== Given information

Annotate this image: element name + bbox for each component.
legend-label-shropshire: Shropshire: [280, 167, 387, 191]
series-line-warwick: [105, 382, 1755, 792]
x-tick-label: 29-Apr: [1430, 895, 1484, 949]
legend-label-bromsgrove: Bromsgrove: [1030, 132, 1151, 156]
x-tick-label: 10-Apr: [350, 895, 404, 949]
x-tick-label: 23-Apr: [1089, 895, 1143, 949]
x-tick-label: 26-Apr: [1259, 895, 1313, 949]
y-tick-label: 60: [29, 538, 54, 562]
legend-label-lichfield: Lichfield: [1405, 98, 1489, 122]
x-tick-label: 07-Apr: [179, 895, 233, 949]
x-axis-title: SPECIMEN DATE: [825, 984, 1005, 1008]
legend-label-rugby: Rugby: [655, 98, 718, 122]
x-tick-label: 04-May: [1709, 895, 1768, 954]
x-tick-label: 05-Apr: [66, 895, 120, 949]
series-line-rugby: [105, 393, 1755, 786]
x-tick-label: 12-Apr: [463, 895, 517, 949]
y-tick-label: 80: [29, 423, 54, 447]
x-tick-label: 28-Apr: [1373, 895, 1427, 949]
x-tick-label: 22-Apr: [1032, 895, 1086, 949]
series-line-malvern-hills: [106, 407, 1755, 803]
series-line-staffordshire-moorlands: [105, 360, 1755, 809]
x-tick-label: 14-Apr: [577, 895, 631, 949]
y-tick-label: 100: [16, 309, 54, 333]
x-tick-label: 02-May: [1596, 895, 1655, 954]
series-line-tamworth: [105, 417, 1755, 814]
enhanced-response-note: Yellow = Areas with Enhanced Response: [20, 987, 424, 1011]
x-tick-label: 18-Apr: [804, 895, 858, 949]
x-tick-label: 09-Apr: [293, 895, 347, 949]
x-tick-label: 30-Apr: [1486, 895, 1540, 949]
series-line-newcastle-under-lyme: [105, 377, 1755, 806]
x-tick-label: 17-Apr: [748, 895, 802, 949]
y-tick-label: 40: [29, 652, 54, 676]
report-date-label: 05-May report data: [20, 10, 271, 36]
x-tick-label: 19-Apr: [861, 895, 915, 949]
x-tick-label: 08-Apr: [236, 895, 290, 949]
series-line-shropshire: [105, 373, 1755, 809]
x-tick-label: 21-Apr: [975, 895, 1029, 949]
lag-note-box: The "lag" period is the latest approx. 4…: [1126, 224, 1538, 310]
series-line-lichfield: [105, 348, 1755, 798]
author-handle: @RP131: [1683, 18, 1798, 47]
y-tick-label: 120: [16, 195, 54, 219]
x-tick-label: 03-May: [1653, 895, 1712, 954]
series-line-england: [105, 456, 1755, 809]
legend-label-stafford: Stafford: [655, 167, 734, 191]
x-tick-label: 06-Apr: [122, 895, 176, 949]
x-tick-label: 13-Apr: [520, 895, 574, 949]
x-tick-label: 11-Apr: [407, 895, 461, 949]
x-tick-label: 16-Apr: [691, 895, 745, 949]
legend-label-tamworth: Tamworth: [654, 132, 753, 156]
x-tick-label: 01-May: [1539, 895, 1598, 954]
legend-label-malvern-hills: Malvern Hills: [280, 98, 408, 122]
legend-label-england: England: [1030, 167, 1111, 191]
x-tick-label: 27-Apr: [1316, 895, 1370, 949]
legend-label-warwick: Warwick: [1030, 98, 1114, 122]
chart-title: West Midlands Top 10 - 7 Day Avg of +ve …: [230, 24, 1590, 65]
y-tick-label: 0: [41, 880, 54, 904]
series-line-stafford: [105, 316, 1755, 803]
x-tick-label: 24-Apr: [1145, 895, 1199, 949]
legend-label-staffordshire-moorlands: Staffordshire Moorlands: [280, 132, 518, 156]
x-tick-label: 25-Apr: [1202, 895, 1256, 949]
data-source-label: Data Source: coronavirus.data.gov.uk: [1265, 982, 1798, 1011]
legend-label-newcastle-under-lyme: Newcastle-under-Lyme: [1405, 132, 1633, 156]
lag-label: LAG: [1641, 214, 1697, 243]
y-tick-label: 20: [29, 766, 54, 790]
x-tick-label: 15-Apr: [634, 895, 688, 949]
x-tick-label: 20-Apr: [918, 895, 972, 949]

====

Starting at the top of the records, copy every line exactly.

• **Answer**:
Annotate this image: element name + bbox for each component.
legend-label-shropshire: Shropshire: [280, 167, 387, 191]
series-line-warwick: [105, 382, 1755, 792]
x-tick-label: 29-Apr: [1430, 895, 1484, 949]
legend-label-bromsgrove: Bromsgrove: [1030, 132, 1151, 156]
x-tick-label: 10-Apr: [350, 895, 404, 949]
x-tick-label: 23-Apr: [1089, 895, 1143, 949]
x-tick-label: 26-Apr: [1259, 895, 1313, 949]
y-tick-label: 60: [29, 538, 54, 562]
legend-label-lichfield: Lichfield: [1405, 98, 1489, 122]
x-tick-label: 07-Apr: [179, 895, 233, 949]
x-axis-title: SPECIMEN DATE: [825, 984, 1005, 1008]
legend-label-rugby: Rugby: [655, 98, 718, 122]
x-tick-label: 04-May: [1709, 895, 1768, 954]
x-tick-label: 05-Apr: [66, 895, 120, 949]
series-line-rugby: [105, 393, 1755, 786]
x-tick-label: 12-Apr: [463, 895, 517, 949]
y-tick-label: 80: [29, 423, 54, 447]
x-tick-label: 28-Apr: [1373, 895, 1427, 949]
x-tick-label: 22-Apr: [1032, 895, 1086, 949]
series-line-malvern-hills: [106, 407, 1755, 803]
series-line-staffordshire-moorlands: [105, 360, 1755, 809]
x-tick-label: 14-Apr: [577, 895, 631, 949]
y-tick-label: 100: [16, 309, 54, 333]
x-tick-label: 02-May: [1596, 895, 1655, 954]
series-line-tamworth: [105, 417, 1755, 814]
enhanced-response-note: Yellow = Areas with Enhanced Response: [20, 987, 424, 1011]
x-tick-label: 18-Apr: [804, 895, 858, 949]
x-tick-label: 09-Apr: [293, 895, 347, 949]
x-tick-label: 30-Apr: [1486, 895, 1540, 949]
series-line-newcastle-under-lyme: [105, 377, 1755, 806]
x-tick-label: 17-Apr: [748, 895, 802, 949]
y-tick-label: 40: [29, 652, 54, 676]
report-date-label: 05-May report data: [20, 10, 271, 36]
x-tick-label: 19-Apr: [861, 895, 915, 949]
x-tick-label: 08-Apr: [236, 895, 290, 949]
series-line-shropshire: [105, 373, 1755, 809]
x-tick-label: 21-Apr: [975, 895, 1029, 949]
lag-note-box: The "lag" period is the latest approx. 4…: [1126, 224, 1538, 310]
series-line-lichfield: [105, 348, 1755, 798]
author-handle: @RP131: [1683, 18, 1798, 47]
y-tick-label: 120: [16, 195, 54, 219]
x-tick-label: 03-May: [1653, 895, 1712, 954]
series-line-england: [105, 456, 1755, 809]
legend-label-stafford: Stafford: [655, 167, 734, 191]
x-tick-label: 06-Apr: [122, 895, 176, 949]
x-tick-label: 13-Apr: [520, 895, 574, 949]
x-tick-label: 11-Apr: [407, 895, 461, 949]
x-tick-label: 16-Apr: [691, 895, 745, 949]
legend-label-tamworth: Tamworth: [654, 132, 753, 156]
x-tick-label: 01-May: [1539, 895, 1598, 954]
legend-label-malvern-hills: Malvern Hills: [280, 98, 408, 122]
legend-label-england: England: [1030, 167, 1111, 191]
x-tick-label: 27-Apr: [1316, 895, 1370, 949]
legend-label-warwick: Warwick: [1030, 98, 1114, 122]
chart-title: West Midlands Top 10 - 7 Day Avg of +ve …: [230, 24, 1590, 65]
y-tick-label: 0: [41, 880, 54, 904]
series-line-stafford: [105, 316, 1755, 803]
x-tick-label: 24-Apr: [1145, 895, 1199, 949]
legend-label-staffordshire-moorlands: Staffordshire Moorlands: [280, 132, 518, 156]
x-tick-label: 25-Apr: [1202, 895, 1256, 949]
data-source-label: Data Source: coronavirus.data.gov.uk: [1265, 982, 1798, 1011]
legend-label-newcastle-under-lyme: Newcastle-under-Lyme: [1405, 132, 1633, 156]
lag-label: LAG: [1641, 214, 1697, 243]
y-tick-label: 20: [29, 766, 54, 790]
x-tick-label: 15-Apr: [634, 895, 688, 949]
x-tick-label: 20-Apr: [918, 895, 972, 949]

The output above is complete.